== YOUR INSTRUCTIONS ==
Select each line in the entries below that contains the string "dealer" and copy those lines in full.

== EXTRACTED RECORDS ==
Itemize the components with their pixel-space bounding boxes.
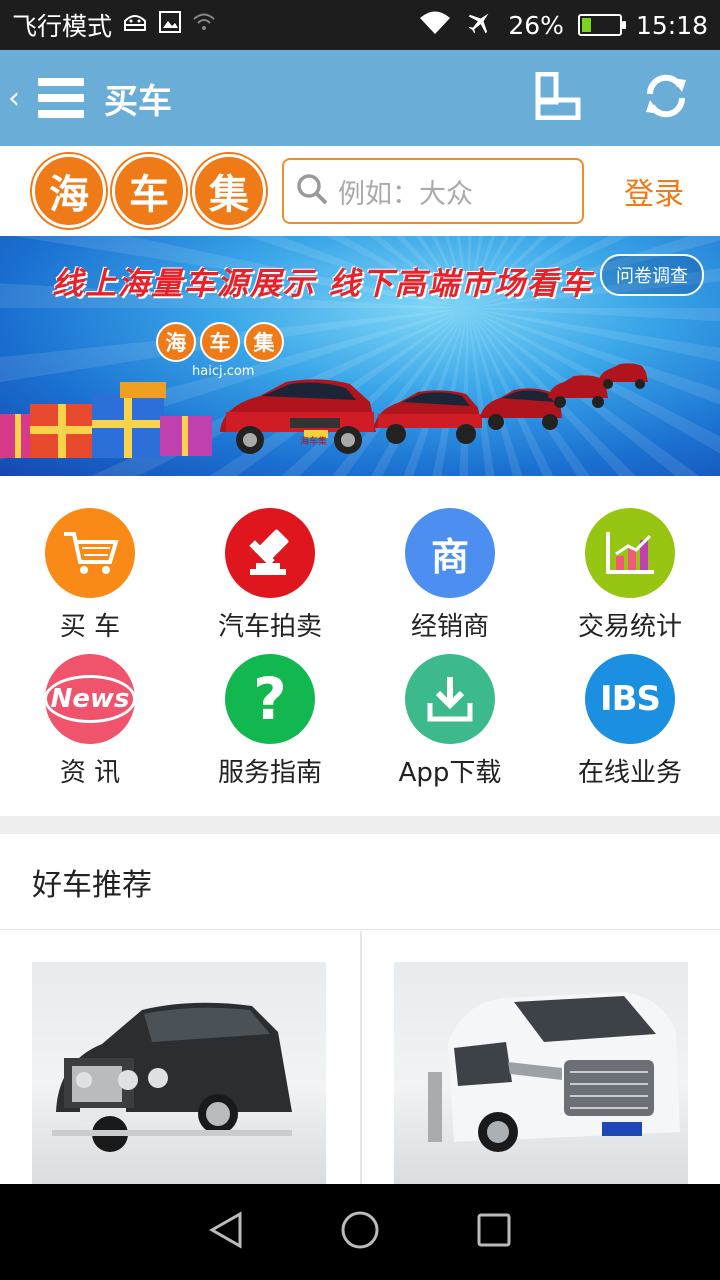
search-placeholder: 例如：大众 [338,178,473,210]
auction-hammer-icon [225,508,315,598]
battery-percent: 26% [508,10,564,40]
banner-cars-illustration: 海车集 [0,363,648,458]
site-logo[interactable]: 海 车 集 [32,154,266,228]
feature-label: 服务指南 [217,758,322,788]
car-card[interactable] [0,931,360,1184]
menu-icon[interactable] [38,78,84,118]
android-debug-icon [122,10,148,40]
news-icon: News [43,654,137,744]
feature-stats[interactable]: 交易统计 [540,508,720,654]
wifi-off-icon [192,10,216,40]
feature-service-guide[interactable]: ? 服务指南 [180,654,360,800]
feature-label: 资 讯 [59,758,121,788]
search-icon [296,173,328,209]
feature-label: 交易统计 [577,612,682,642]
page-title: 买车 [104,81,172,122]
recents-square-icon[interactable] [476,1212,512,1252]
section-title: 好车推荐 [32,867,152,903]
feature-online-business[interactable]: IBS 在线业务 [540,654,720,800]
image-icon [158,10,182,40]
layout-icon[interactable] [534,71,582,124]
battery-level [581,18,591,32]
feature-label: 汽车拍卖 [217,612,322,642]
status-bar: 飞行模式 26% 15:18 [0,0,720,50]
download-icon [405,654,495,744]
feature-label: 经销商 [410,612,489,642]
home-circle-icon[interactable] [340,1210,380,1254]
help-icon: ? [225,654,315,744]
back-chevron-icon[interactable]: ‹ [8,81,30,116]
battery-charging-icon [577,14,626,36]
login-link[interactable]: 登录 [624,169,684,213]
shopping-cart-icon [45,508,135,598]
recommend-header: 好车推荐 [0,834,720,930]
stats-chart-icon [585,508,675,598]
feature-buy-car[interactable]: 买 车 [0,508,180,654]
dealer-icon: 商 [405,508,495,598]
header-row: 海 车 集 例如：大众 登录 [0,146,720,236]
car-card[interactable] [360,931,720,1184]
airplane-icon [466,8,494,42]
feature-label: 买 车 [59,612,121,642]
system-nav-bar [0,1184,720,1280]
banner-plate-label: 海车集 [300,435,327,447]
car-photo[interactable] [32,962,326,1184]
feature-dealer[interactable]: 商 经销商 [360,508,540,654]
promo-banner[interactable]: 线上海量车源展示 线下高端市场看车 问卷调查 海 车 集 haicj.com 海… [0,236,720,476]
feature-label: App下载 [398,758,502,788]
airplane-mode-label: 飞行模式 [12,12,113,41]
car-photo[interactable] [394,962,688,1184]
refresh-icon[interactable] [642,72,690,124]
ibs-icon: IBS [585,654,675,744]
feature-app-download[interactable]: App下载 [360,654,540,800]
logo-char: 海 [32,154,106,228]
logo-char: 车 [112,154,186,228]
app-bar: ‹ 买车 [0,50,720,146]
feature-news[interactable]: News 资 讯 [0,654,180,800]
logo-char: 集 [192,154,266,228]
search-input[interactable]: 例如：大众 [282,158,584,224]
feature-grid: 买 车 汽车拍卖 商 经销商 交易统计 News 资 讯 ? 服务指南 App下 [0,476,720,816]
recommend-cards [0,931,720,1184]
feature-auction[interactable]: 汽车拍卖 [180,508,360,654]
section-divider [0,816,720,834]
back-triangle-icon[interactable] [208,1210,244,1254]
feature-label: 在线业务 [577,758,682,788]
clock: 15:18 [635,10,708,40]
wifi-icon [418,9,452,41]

== EXERCISE ANSWER ==
dealer-icon: 商 [405,508,495,598]
feature-dealer[interactable]: 商 经销商 [360,508,540,654]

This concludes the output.